Dataset records:
= = =

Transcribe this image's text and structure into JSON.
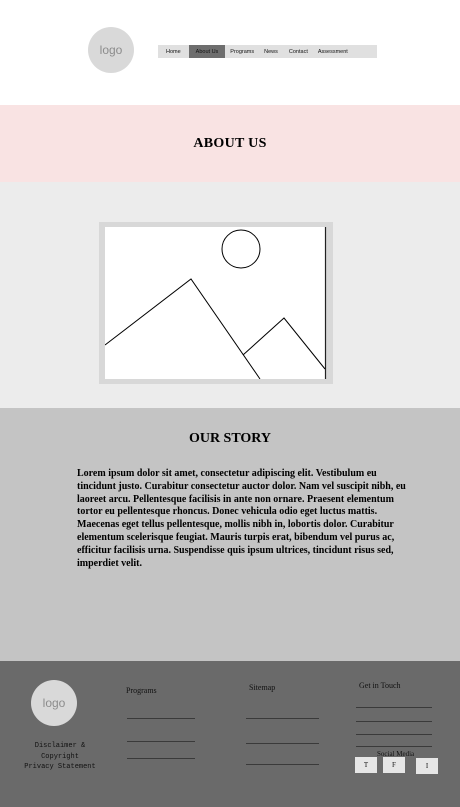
{
  "header": {
    "logo_text": "logo",
    "nav": [
      {
        "label": "Home"
      },
      {
        "label": "About Us"
      },
      {
        "label": "Programs"
      },
      {
        "label": "News"
      },
      {
        "label": "Contact"
      },
      {
        "label": "Assessment"
      }
    ],
    "active_nav": "About Us"
  },
  "about": {
    "title": "ABOUT US"
  },
  "image_placeholder": {
    "icon": "image-placeholder-icon"
  },
  "story": {
    "title": "OUR STORY",
    "body": "Lorem ipsum dolor sit amet, consectetur adipiscing elit. Vestibulum eu tincidunt justo. Curabitur consectetur auctor dolor. Nam vel suscipit nibh, eu laoreet arcu. Pellentesque facilisis in ante non ornare. Praesent elementum tortor eu pellentesque rhoncus. Donec vehicula odio eget luctus mattis. Maecenas eget tellus pellentesque, mollis nibh in, lobortis dolor. Curabitur elementum scelerisque feugiat. Mauris turpis erat, bibendum vel purus ac, efficitur facilisis urna. Suspendisse quis ipsum ultrices, tincidunt risus sed, imperdiet velit."
  },
  "footer": {
    "logo_text": "logo",
    "legal": [
      "Disclaimer &",
      "Copyright",
      "Privacy Statement"
    ],
    "programs_heading": "Programs",
    "sitemap_heading": "Sitemap",
    "contact_heading": "Get in Touch",
    "social_heading": "Social Media",
    "social": [
      "T",
      "F",
      "I"
    ]
  },
  "colors": {
    "about_band": "#f9e3e3",
    "image_band": "#ececec",
    "story_band": "#c4c4c4",
    "footer": "#6a6a6a",
    "nav_active": "#6e6e6e"
  }
}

= = =

- _WRITTEN EXERCISE_
For the data above, state only how many lines include the word "Programs".

- _ANSWER TO THIS TASK_
2